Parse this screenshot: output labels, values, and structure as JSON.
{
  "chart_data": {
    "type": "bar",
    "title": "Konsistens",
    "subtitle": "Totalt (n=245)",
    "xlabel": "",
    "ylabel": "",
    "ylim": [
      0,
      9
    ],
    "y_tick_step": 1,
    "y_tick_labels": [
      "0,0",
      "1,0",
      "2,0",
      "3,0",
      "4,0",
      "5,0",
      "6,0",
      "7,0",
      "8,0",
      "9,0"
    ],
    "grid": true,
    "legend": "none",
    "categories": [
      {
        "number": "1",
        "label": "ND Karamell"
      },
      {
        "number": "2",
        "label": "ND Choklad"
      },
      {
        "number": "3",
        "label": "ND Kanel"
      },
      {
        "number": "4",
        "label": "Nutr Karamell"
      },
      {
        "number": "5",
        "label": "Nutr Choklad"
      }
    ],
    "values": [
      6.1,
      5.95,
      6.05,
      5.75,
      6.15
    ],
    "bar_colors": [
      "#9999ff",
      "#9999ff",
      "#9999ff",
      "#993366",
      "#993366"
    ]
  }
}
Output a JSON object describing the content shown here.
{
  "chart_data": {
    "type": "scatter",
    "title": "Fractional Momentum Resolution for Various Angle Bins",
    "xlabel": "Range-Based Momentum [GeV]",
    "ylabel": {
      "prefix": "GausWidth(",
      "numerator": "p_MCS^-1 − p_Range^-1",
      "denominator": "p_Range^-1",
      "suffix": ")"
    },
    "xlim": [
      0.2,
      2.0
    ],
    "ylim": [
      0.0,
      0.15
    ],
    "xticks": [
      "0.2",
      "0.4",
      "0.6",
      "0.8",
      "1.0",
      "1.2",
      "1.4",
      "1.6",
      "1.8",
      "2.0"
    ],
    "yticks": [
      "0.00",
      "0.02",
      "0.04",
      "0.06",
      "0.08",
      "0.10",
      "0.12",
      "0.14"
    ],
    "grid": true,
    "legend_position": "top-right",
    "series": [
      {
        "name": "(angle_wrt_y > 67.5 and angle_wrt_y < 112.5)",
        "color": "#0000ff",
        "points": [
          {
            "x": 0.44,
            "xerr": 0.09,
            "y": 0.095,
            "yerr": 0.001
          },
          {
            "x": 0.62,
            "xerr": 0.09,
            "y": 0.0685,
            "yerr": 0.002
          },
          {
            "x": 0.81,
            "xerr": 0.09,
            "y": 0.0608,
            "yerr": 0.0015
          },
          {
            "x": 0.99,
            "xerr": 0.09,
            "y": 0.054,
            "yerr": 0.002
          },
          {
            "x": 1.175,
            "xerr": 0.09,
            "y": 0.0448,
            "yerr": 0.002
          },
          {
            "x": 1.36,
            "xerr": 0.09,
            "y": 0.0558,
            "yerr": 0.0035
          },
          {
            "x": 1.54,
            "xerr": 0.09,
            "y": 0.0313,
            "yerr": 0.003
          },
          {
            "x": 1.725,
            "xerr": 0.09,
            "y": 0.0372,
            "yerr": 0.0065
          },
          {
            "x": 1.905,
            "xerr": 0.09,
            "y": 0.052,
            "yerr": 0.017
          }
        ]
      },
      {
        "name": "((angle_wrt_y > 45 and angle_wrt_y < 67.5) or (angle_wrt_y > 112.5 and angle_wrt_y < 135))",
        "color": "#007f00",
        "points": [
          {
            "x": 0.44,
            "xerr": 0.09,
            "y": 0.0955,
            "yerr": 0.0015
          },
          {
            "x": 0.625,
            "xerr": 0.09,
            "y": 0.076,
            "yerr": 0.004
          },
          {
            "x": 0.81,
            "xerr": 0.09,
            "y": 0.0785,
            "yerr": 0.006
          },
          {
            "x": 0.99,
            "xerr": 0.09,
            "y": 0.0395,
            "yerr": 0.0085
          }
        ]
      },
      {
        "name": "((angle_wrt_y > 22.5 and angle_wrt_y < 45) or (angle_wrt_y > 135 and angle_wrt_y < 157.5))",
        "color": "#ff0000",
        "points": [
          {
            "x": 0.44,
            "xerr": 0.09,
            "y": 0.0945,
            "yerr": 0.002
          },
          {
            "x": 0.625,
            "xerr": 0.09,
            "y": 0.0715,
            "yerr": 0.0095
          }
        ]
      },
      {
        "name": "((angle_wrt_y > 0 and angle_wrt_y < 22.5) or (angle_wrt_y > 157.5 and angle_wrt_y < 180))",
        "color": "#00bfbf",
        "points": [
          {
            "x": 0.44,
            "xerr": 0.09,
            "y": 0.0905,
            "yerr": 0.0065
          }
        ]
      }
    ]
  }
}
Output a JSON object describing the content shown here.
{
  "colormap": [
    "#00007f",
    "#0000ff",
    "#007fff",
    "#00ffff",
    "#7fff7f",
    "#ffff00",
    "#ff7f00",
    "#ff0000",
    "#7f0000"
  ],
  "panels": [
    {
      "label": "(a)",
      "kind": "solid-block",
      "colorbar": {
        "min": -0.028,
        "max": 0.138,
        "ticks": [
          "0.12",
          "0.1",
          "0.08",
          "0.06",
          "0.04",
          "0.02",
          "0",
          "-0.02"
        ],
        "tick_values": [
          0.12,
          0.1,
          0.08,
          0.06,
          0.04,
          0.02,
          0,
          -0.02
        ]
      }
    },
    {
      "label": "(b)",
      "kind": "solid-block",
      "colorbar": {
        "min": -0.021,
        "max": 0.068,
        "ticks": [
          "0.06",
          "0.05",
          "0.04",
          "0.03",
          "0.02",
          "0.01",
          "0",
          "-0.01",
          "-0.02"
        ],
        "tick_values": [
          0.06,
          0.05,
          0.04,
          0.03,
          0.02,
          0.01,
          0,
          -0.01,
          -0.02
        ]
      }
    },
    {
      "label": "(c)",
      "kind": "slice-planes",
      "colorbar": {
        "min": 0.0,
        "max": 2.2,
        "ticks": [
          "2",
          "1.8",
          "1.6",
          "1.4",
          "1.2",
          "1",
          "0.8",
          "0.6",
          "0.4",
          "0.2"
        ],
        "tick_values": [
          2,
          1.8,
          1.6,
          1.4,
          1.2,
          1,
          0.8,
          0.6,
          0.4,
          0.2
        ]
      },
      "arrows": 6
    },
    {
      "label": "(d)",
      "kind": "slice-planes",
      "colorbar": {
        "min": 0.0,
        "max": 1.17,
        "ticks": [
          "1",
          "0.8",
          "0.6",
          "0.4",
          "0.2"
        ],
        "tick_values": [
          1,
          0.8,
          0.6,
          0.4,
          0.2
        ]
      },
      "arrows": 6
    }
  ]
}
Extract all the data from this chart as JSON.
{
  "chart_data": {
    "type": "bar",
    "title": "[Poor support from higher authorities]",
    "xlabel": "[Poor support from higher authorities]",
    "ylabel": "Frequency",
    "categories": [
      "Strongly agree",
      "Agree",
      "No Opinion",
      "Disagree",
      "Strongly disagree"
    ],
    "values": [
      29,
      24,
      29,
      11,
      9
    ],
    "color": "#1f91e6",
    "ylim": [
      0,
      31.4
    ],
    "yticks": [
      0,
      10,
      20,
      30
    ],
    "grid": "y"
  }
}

§ Stated goal
Check each line of the entries above, and show every one holding the word "authorities".

§ Exercise response
    "title": "[Poor support from higher authorities]",
    "xlabel": "[Poor support from higher authorities]",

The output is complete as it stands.